* Exercise details
Look through the records below and collect all lines that hold the string "Function".

* Stored data
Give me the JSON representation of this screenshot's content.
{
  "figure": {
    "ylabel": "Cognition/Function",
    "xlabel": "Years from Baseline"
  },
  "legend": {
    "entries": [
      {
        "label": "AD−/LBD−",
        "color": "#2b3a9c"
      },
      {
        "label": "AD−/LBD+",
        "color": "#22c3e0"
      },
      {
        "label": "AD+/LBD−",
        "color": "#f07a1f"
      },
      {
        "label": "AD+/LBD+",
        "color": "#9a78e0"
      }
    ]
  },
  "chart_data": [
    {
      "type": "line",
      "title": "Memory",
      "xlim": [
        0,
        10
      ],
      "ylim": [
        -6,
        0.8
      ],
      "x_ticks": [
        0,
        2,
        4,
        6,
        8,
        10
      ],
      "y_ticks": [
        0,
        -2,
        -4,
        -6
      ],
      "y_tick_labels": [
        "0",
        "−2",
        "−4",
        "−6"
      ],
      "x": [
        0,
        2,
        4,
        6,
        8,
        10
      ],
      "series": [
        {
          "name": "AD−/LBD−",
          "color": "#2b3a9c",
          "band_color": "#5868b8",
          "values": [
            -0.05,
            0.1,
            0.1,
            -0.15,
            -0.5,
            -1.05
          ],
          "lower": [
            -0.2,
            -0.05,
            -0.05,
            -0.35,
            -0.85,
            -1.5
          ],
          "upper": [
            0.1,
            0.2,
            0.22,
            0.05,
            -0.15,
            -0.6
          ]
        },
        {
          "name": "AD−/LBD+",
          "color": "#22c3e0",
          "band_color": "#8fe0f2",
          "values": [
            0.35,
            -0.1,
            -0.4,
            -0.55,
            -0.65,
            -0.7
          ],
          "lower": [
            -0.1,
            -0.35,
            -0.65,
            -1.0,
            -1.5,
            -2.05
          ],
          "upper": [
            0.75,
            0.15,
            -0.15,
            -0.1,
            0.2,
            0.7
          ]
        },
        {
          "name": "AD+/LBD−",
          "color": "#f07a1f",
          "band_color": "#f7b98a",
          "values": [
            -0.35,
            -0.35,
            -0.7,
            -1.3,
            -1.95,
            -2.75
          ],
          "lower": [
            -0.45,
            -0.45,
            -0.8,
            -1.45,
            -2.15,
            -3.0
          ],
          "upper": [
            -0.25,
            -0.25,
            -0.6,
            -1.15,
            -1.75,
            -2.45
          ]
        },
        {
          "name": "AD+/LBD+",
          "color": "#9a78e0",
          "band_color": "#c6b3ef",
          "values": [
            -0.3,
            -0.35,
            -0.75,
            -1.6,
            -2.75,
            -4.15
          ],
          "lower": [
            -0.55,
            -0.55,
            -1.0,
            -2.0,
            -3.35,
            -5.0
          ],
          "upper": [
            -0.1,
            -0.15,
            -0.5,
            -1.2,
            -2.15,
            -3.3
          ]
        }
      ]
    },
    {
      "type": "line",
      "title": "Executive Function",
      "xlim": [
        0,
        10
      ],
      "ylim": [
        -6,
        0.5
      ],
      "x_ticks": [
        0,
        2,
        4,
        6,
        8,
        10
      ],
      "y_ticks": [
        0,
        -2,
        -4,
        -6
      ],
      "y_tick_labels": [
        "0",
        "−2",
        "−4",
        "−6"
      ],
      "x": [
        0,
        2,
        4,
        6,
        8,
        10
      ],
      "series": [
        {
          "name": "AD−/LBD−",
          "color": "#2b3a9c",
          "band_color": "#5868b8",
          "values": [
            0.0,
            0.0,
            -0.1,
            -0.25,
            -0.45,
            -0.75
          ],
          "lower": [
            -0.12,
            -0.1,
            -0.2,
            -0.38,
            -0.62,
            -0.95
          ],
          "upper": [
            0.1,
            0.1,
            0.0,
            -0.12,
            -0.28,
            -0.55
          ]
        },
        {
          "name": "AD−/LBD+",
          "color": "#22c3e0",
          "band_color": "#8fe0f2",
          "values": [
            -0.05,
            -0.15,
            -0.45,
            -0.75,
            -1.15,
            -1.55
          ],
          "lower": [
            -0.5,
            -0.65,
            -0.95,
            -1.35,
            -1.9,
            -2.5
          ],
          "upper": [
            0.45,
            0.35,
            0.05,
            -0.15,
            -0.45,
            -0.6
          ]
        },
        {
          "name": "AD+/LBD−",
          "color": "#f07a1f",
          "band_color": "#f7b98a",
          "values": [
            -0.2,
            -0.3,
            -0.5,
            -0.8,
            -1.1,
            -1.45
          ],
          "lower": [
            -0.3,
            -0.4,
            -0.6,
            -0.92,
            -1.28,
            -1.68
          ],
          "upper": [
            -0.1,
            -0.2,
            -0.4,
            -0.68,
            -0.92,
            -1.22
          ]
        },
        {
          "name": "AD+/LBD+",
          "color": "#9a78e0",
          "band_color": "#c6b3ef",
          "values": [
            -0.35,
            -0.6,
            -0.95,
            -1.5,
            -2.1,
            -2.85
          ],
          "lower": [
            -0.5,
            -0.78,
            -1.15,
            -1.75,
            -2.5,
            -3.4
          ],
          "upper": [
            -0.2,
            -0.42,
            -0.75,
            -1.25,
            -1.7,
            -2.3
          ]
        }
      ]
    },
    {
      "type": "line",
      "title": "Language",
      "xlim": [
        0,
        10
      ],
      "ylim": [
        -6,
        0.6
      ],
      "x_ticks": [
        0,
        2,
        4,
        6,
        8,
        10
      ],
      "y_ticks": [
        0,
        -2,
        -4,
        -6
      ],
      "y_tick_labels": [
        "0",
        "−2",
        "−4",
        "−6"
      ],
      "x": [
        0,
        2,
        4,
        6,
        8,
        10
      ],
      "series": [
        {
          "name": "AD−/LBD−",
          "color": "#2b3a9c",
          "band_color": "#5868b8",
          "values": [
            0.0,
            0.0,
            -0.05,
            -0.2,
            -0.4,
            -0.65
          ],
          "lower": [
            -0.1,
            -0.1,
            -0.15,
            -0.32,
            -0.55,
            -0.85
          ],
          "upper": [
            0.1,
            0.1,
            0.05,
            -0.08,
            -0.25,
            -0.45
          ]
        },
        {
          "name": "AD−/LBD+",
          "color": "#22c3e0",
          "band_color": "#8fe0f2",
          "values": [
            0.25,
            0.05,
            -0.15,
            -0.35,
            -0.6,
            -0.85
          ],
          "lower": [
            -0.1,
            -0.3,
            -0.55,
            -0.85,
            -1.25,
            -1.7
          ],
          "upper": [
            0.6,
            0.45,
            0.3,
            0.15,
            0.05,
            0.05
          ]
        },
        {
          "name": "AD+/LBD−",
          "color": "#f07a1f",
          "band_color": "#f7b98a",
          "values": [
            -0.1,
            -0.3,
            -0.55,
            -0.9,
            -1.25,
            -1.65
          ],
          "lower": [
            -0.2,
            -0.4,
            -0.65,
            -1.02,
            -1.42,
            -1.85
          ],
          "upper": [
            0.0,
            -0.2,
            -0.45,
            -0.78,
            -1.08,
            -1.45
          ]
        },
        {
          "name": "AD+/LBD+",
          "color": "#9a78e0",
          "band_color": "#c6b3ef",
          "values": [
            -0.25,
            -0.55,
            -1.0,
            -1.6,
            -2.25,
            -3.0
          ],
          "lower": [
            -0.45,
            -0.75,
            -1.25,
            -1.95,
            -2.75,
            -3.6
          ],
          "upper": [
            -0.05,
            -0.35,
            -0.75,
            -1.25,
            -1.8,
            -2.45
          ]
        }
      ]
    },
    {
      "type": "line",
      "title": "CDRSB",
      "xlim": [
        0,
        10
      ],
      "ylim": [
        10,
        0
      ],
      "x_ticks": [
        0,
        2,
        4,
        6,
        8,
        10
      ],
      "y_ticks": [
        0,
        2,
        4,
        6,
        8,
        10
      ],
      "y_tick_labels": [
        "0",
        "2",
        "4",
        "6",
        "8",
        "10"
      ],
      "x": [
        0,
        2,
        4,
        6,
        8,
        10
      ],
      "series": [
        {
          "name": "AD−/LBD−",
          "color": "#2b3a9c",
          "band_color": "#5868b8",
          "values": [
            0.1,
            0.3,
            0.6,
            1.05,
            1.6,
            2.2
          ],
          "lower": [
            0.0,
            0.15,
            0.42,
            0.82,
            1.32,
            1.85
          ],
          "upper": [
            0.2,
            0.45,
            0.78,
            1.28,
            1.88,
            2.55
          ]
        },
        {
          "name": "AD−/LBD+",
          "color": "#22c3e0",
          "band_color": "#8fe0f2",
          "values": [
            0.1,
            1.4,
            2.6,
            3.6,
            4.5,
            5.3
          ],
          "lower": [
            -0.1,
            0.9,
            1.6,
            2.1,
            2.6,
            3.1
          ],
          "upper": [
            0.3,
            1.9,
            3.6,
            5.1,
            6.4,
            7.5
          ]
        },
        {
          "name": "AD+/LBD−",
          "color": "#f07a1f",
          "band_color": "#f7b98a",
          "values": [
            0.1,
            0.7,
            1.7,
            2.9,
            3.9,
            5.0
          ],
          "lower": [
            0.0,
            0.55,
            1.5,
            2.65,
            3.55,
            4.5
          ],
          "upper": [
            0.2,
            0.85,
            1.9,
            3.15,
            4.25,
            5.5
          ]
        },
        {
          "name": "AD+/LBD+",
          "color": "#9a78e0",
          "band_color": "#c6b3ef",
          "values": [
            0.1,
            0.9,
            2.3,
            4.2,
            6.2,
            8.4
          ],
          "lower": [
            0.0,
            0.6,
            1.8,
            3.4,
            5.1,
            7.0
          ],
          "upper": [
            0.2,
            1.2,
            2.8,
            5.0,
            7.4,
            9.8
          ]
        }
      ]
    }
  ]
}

* Completed exercise
    "ylabel": "Cognition/Function",
      "title": "Executive Function",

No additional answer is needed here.